-- start of Material for this exercise --

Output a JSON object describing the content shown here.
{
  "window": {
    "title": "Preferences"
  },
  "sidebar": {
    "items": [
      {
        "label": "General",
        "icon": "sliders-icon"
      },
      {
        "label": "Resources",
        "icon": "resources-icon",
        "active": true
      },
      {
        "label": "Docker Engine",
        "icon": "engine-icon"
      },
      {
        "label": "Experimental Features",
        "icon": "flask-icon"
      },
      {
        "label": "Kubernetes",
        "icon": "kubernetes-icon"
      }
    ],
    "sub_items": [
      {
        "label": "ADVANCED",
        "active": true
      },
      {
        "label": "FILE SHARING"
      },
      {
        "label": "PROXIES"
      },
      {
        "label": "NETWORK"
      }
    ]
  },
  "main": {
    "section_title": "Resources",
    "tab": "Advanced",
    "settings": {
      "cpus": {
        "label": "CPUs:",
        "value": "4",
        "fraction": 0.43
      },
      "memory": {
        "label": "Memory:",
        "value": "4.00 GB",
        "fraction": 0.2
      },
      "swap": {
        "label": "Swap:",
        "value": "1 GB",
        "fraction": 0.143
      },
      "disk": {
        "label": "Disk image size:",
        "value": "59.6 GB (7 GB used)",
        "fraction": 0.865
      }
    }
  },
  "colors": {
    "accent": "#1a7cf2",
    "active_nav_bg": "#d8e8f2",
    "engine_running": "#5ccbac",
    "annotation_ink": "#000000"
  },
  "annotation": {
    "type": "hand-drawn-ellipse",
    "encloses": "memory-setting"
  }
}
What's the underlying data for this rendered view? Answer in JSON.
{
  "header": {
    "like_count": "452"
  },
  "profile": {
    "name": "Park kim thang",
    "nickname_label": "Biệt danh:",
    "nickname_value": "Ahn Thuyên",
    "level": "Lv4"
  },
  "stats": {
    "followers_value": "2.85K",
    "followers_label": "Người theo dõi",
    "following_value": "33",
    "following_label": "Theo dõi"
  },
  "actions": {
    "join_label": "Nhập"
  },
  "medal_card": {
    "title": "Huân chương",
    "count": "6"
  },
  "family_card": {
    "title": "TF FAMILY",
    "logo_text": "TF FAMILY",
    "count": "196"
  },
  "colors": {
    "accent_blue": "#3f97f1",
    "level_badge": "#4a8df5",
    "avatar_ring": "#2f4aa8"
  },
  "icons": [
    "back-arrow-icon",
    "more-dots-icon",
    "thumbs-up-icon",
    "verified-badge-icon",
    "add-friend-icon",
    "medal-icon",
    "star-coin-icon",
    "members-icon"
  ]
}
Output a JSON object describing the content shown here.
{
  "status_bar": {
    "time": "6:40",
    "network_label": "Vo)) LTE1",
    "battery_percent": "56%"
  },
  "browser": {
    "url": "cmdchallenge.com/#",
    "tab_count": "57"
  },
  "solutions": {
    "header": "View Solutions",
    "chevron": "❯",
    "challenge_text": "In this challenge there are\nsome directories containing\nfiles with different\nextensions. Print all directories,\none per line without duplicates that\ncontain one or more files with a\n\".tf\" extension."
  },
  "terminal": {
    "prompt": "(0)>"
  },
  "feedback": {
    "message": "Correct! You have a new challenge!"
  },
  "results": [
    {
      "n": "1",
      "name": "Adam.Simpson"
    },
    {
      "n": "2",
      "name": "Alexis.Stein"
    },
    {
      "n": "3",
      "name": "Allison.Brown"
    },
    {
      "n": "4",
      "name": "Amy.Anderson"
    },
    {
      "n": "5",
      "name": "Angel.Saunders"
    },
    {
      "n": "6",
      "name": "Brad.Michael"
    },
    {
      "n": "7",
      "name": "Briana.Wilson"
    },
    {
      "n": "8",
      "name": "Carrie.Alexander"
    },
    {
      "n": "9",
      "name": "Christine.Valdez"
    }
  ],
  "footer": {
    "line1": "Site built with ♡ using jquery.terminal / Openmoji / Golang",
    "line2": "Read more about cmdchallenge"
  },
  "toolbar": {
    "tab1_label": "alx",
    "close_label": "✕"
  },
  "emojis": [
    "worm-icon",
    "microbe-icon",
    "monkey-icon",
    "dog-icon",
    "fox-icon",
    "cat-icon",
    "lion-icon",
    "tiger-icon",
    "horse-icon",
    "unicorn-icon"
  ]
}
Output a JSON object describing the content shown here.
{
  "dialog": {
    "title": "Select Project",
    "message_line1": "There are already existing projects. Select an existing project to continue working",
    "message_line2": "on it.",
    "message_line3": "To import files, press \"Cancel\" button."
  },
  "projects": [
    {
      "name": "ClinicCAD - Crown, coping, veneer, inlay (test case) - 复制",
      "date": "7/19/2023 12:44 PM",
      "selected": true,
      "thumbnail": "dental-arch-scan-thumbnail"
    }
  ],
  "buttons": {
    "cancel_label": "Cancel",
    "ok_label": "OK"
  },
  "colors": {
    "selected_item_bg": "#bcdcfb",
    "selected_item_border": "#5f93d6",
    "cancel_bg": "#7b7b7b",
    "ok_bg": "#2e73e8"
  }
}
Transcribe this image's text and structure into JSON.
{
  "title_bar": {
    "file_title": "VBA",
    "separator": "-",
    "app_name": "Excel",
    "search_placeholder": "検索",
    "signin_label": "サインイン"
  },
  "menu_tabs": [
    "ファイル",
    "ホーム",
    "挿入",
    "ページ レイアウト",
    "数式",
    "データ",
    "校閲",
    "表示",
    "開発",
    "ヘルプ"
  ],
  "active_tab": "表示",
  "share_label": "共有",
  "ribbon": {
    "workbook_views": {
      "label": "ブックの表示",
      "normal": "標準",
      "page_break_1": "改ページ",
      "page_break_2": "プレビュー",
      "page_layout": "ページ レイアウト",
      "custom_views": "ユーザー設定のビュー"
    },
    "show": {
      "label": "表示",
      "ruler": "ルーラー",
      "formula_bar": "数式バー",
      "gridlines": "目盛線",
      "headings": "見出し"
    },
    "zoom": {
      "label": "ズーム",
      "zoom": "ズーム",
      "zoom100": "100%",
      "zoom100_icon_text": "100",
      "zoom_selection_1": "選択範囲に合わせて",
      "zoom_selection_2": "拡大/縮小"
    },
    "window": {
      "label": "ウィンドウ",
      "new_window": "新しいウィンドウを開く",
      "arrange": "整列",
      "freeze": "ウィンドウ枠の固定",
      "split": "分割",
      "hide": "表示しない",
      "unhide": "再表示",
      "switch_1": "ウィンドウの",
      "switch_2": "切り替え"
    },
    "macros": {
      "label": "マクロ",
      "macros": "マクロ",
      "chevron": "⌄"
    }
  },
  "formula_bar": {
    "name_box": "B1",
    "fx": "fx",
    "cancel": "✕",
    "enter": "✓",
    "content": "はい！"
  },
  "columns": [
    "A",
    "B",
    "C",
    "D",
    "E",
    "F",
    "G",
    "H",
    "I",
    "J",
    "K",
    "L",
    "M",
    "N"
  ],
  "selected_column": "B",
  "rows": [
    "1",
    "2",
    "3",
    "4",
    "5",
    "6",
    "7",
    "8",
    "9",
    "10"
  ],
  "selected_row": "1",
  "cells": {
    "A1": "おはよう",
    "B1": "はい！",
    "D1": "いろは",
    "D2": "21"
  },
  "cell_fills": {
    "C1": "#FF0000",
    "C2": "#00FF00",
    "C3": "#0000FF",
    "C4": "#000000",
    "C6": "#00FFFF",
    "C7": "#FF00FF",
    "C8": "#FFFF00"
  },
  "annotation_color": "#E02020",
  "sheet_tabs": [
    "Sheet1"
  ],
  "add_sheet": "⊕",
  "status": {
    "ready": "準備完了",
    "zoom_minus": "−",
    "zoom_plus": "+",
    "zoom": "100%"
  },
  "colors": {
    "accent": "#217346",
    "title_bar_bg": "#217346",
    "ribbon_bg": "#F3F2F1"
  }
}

-- end of Material for this exercise --

-- What needs to be done --
Set down the entries above again, word for word.

-- Finished exercise --
Output a JSON object describing the content shown here.
{
  "window": {
    "title": "Preferences"
  },
  "sidebar": {
    "items": [
      {
        "label": "General",
        "icon": "sliders-icon"
      },
      {
        "label": "Resources",
        "icon": "resources-icon",
        "active": true
      },
      {
        "label": "Docker Engine",
        "icon": "engine-icon"
      },
      {
        "label": "Experimental Features",
        "icon": "flask-icon"
      },
      {
        "label": "Kubernetes",
        "icon": "kubernetes-icon"
      }
    ],
    "sub_items": [
      {
        "label": "ADVANCED",
        "active": true
      },
      {
        "label": "FILE SHARING"
      },
      {
        "label": "PROXIES"
      },
      {
        "label": "NETWORK"
      }
    ]
  },
  "main": {
    "section_title": "Resources",
    "tab": "Advanced",
    "settings": {
      "cpus": {
        "label": "CPUs:",
        "value": "4",
        "fraction": 0.43
      },
      "memory": {
        "label": "Memory:",
        "value": "4.00 GB",
        "fraction": 0.2
      },
      "swap": {
        "label": "Swap:",
        "value": "1 GB",
        "fraction": 0.143
      },
      "disk": {
        "label": "Disk image size:",
        "value": "59.6 GB (7 GB used)",
        "fraction": 0.865
      }
    }
  },
  "colors": {
    "accent": "#1a7cf2",
    "active_nav_bg": "#d8e8f2",
    "engine_running": "#5ccbac",
    "annotation_ink": "#000000"
  },
  "annotation": {
    "type": "hand-drawn-ellipse",
    "encloses": "memory-setting"
  }
}
What's the underlying data for this rendered view? Answer in JSON.
{
  "header": {
    "like_count": "452"
  },
  "profile": {
    "name": "Park kim thang",
    "nickname_label": "Biệt danh:",
    "nickname_value": "Ahn Thuyên",
    "level": "Lv4"
  },
  "stats": {
    "followers_value": "2.85K",
    "followers_label": "Người theo dõi",
    "following_value": "33",
    "following_label": "Theo dõi"
  },
  "actions": {
    "join_label": "Nhập"
  },
  "medal_card": {
    "title": "Huân chương",
    "count": "6"
  },
  "family_card": {
    "title": "TF FAMILY",
    "logo_text": "TF FAMILY",
    "count": "196"
  },
  "colors": {
    "accent_blue": "#3f97f1",
    "level_badge": "#4a8df5",
    "avatar_ring": "#2f4aa8"
  },
  "icons": [
    "back-arrow-icon",
    "more-dots-icon",
    "thumbs-up-icon",
    "verified-badge-icon",
    "add-friend-icon",
    "medal-icon",
    "star-coin-icon",
    "members-icon"
  ]
}
Output a JSON object describing the content shown here.
{
  "status_bar": {
    "time": "6:40",
    "network_label": "Vo)) LTE1",
    "battery_percent": "56%"
  },
  "browser": {
    "url": "cmdchallenge.com/#",
    "tab_count": "57"
  },
  "solutions": {
    "header": "View Solutions",
    "chevron": "❯",
    "challenge_text": "In this challenge there are\nsome directories containing\nfiles with different\nextensions. Print all directories,\none per line without duplicates that\ncontain one or more files with a\n\".tf\" extension."
  },
  "terminal": {
    "prompt": "(0)>"
  },
  "feedback": {
    "message": "Correct! You have a new challenge!"
  },
  "results": [
    {
      "n": "1",
      "name": "Adam.Simpson"
    },
    {
      "n": "2",
      "name": "Alexis.Stein"
    },
    {
      "n": "3",
      "name": "Allison.Brown"
    },
    {
      "n": "4",
      "name": "Amy.Anderson"
    },
    {
      "n": "5",
      "name": "Angel.Saunders"
    },
    {
      "n": "6",
      "name": "Brad.Michael"
    },
    {
      "n": "7",
      "name": "Briana.Wilson"
    },
    {
      "n": "8",
      "name": "Carrie.Alexander"
    },
    {
      "n": "9",
      "name": "Christine.Valdez"
    }
  ],
  "footer": {
    "line1": "Site built with ♡ using jquery.terminal / Openmoji / Golang",
    "line2": "Read more about cmdchallenge"
  },
  "toolbar": {
    "tab1_label": "alx",
    "close_label": "✕"
  },
  "emojis": [
    "worm-icon",
    "microbe-icon",
    "monkey-icon",
    "dog-icon",
    "fox-icon",
    "cat-icon",
    "lion-icon",
    "tiger-icon",
    "horse-icon",
    "unicorn-icon"
  ]
}
Output a JSON object describing the content shown here.
{
  "dialog": {
    "title": "Select Project",
    "message_line1": "There are already existing projects. Select an existing project to continue working",
    "message_line2": "on it.",
    "message_line3": "To import files, press \"Cancel\" button."
  },
  "projects": [
    {
      "name": "ClinicCAD - Crown, coping, veneer, inlay (test case) - 复制",
      "date": "7/19/2023 12:44 PM",
      "selected": true,
      "thumbnail": "dental-arch-scan-thumbnail"
    }
  ],
  "buttons": {
    "cancel_label": "Cancel",
    "ok_label": "OK"
  },
  "colors": {
    "selected_item_bg": "#bcdcfb",
    "selected_item_border": "#5f93d6",
    "cancel_bg": "#7b7b7b",
    "ok_bg": "#2e73e8"
  }
}
Transcribe this image's text and structure into JSON.
{
  "title_bar": {
    "file_title": "VBA",
    "separator": "-",
    "app_name": "Excel",
    "search_placeholder": "検索",
    "signin_label": "サインイン"
  },
  "menu_tabs": [
    "ファイル",
    "ホーム",
    "挿入",
    "ページ レイアウト",
    "数式",
    "データ",
    "校閲",
    "表示",
    "開発",
    "ヘルプ"
  ],
  "active_tab": "表示",
  "share_label": "共有",
  "ribbon": {
    "workbook_views": {
      "label": "ブックの表示",
      "normal": "標準",
      "page_break_1": "改ページ",
      "page_break_2": "プレビュー",
      "page_layout": "ページ レイアウト",
      "custom_views": "ユーザー設定のビュー"
    },
    "show": {
      "label": "表示",
      "ruler": "ルーラー",
      "formula_bar": "数式バー",
      "gridlines": "目盛線",
      "headings": "見出し"
    },
    "zoom": {
      "label": "ズーム",
      "zoom": "ズーム",
      "zoom100": "100%",
      "zoom100_icon_text": "100",
      "zoom_selection_1": "選択範囲に合わせて",
      "zoom_selection_2": "拡大/縮小"
    },
    "window": {
      "label": "ウィンドウ",
      "new_window": "新しいウィンドウを開く",
      "arrange": "整列",
      "freeze": "ウィンドウ枠の固定",
      "split": "分割",
      "hide": "表示しない",
      "unhide": "再表示",
      "switch_1": "ウィンドウの",
      "switch_2": "切り替え"
    },
    "macros": {
      "label": "マクロ",
      "macros": "マクロ",
      "chevron": "⌄"
    }
  },
  "formula_bar": {
    "name_box": "B1",
    "fx": "fx",
    "cancel": "✕",
    "enter": "✓",
    "content": "はい！"
  },
  "columns": [
    "A",
    "B",
    "C",
    "D",
    "E",
    "F",
    "G",
    "H",
    "I",
    "J",
    "K",
    "L",
    "M",
    "N"
  ],
  "selected_column": "B",
  "rows": [
    "1",
    "2",
    "3",
    "4",
    "5",
    "6",
    "7",
    "8",
    "9",
    "10"
  ],
  "selected_row": "1",
  "cells": {
    "A1": "おはよう",
    "B1": "はい！",
    "D1": "いろは",
    "D2": "21"
  },
  "cell_fills": {
    "C1": "#FF0000",
    "C2": "#00FF00",
    "C3": "#0000FF",
    "C4": "#000000",
    "C6": "#00FFFF",
    "C7": "#FF00FF",
    "C8": "#FFFF00"
  },
  "annotation_color": "#E02020",
  "sheet_tabs": [
    "Sheet1"
  ],
  "add_sheet": "⊕",
  "status": {
    "ready": "準備完了",
    "zoom_minus": "−",
    "zoom_plus": "+",
    "zoom": "100%"
  },
  "colors": {
    "accent": "#217346",
    "title_bar_bg": "#217346",
    "ribbon_bg": "#F3F2F1"
  }
}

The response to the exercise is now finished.